Figure record listings:

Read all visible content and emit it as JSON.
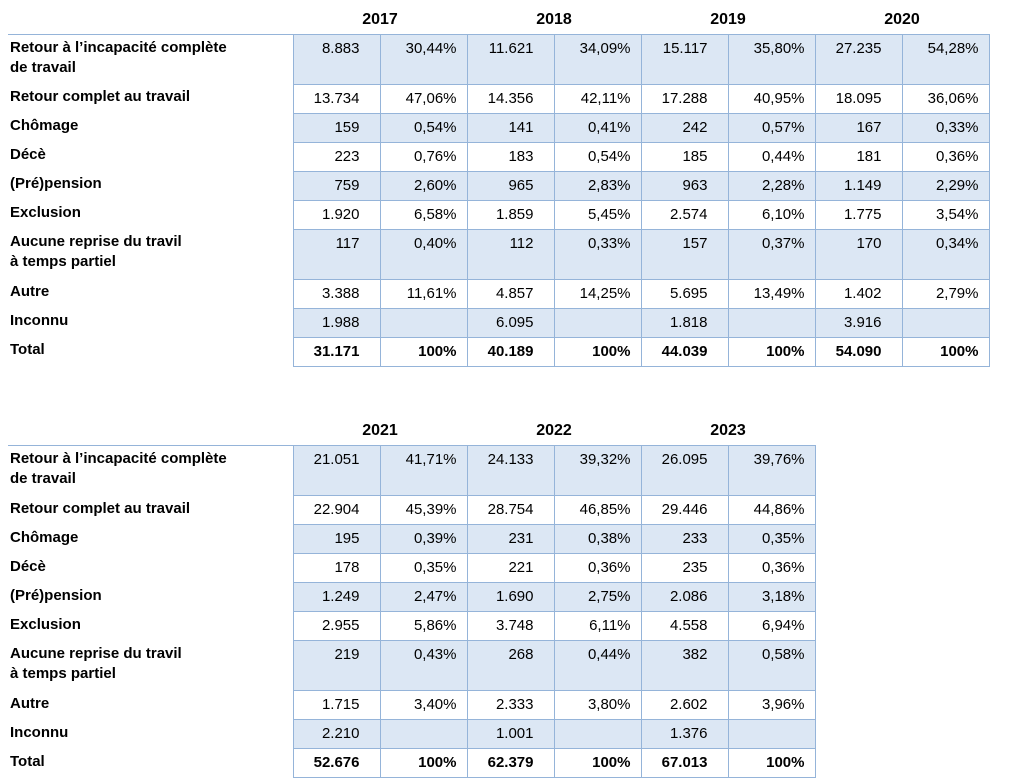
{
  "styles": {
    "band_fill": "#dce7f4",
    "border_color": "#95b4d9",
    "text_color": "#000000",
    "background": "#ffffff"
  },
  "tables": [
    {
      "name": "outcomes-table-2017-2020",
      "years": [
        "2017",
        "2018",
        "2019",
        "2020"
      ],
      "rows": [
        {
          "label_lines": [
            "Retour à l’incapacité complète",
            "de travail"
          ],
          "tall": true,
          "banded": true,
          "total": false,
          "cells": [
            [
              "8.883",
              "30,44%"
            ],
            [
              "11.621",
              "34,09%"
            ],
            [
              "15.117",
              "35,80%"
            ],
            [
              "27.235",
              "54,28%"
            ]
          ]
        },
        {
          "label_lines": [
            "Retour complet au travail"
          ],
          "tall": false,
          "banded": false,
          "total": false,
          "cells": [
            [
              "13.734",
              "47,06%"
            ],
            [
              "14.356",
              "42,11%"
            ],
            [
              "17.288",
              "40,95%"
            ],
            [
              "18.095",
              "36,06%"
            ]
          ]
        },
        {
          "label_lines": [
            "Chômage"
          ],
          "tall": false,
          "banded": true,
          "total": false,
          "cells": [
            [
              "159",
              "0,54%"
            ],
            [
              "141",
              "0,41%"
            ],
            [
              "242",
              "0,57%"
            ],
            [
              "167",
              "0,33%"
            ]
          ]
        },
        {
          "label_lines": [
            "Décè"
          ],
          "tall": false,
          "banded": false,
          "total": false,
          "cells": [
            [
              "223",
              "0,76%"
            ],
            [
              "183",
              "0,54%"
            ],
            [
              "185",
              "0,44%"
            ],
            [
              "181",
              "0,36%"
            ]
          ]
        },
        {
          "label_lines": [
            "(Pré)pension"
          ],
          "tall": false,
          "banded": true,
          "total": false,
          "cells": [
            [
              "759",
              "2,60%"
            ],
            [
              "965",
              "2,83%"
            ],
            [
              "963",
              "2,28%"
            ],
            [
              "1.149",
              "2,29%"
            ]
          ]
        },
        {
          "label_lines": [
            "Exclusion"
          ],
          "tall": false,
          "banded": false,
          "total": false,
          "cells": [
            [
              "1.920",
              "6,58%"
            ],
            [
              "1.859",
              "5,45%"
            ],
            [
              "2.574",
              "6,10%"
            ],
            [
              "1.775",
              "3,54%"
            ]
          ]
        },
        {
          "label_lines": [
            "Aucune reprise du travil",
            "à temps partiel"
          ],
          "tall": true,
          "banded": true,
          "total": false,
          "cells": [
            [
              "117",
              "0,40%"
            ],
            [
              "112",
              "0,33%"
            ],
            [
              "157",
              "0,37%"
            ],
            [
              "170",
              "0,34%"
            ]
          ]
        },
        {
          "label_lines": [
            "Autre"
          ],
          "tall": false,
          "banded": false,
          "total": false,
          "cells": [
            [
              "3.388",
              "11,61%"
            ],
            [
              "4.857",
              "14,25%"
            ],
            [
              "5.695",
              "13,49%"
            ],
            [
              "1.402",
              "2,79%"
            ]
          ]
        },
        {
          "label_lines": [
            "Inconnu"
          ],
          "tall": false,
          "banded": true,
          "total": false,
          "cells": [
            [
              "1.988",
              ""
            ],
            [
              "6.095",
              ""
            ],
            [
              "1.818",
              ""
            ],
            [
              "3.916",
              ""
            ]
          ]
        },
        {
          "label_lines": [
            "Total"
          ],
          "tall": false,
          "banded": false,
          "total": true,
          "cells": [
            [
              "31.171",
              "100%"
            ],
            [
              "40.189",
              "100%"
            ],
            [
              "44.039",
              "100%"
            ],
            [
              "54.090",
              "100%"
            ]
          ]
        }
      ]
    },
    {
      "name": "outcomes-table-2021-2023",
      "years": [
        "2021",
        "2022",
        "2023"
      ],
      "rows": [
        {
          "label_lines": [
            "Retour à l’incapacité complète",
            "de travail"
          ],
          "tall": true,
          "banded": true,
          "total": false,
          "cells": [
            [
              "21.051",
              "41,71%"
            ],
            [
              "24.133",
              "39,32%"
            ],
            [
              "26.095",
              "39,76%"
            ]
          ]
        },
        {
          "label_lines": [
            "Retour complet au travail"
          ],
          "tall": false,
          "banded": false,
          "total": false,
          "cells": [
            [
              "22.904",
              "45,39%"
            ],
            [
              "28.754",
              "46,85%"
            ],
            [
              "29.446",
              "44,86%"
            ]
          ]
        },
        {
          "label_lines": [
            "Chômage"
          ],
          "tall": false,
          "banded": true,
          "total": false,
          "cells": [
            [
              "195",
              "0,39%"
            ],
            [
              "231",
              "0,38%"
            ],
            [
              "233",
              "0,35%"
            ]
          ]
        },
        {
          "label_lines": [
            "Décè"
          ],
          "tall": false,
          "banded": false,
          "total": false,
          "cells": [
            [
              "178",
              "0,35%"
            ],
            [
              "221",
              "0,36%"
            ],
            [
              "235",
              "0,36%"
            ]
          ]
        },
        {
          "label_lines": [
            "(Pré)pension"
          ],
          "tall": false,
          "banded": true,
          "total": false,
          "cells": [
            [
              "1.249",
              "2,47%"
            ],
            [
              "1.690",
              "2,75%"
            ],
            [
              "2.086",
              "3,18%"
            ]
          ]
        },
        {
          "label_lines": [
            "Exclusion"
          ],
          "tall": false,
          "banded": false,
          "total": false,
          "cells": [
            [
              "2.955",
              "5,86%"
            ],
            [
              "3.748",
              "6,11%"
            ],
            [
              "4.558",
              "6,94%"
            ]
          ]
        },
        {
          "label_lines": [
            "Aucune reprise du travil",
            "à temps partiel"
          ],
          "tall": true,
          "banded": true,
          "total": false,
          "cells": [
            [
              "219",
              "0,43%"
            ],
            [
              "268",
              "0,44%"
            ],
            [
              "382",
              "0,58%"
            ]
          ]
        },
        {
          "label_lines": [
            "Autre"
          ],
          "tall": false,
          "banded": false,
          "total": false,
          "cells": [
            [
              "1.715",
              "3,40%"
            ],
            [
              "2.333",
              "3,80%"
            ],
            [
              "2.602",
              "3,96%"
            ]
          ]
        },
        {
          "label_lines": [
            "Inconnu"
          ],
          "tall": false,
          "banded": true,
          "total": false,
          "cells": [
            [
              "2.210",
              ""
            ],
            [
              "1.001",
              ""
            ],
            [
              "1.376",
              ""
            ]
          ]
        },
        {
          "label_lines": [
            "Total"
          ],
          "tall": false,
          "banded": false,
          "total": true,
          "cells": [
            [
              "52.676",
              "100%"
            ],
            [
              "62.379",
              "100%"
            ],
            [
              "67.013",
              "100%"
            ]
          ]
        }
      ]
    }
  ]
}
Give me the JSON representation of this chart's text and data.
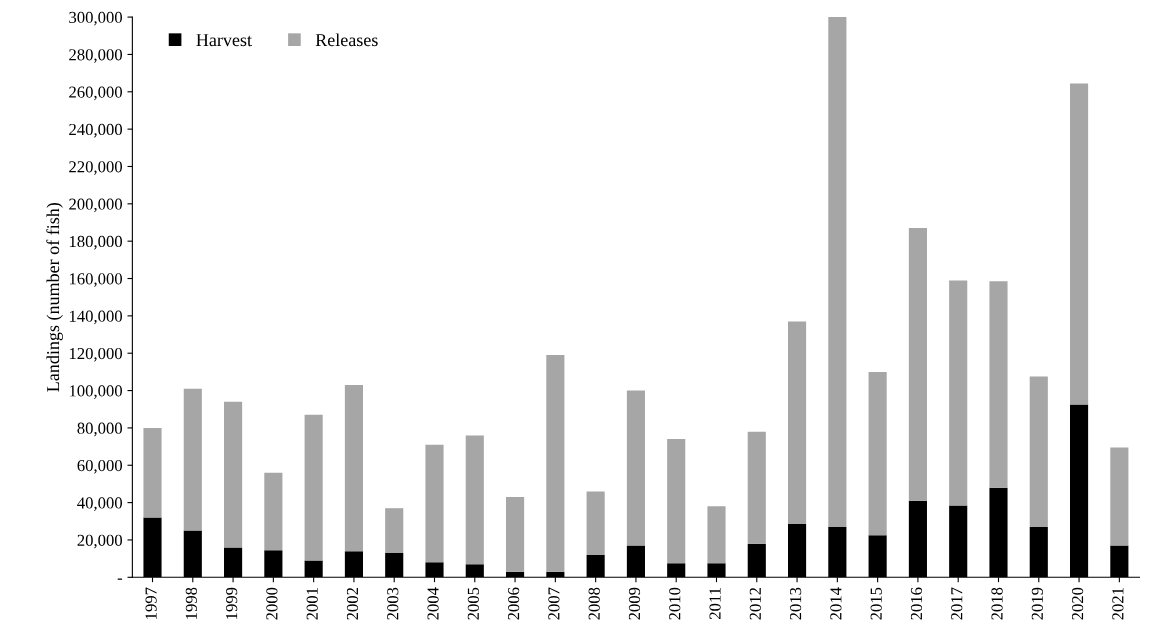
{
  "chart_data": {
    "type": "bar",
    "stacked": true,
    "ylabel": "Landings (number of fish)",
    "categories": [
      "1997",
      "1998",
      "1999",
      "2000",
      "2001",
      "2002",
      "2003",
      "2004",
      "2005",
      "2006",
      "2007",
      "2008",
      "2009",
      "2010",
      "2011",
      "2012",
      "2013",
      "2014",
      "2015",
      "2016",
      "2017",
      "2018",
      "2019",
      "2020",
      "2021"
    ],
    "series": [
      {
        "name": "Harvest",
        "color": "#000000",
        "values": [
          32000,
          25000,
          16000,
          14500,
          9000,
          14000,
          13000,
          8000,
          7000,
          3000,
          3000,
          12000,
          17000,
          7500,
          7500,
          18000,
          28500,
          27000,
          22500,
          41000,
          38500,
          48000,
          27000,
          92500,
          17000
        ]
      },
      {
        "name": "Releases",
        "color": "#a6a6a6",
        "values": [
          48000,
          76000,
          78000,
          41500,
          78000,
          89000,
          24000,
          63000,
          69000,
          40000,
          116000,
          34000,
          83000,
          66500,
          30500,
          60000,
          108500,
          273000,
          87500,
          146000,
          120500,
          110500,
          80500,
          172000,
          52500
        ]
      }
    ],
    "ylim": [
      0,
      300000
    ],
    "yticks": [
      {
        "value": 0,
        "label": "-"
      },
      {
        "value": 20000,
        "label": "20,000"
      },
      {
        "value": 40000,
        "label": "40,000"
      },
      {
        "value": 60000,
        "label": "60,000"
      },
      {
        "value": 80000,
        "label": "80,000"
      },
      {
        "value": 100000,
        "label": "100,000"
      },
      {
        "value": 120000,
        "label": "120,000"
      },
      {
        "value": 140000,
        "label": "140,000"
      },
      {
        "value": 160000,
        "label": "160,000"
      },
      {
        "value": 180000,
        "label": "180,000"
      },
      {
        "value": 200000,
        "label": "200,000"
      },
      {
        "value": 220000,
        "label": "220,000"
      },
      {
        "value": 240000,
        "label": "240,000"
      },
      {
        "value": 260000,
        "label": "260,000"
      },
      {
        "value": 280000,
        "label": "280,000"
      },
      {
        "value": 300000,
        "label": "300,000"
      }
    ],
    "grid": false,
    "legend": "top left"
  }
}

## The exercise
Look through the entries and find each line that has the string "name". Copy those lines.

## Reply
      "name": "outcomes-table-2017-2020",
      "name": "outcomes-table-2021-2023",
        "name": "Harvest",
        "name": "Releases",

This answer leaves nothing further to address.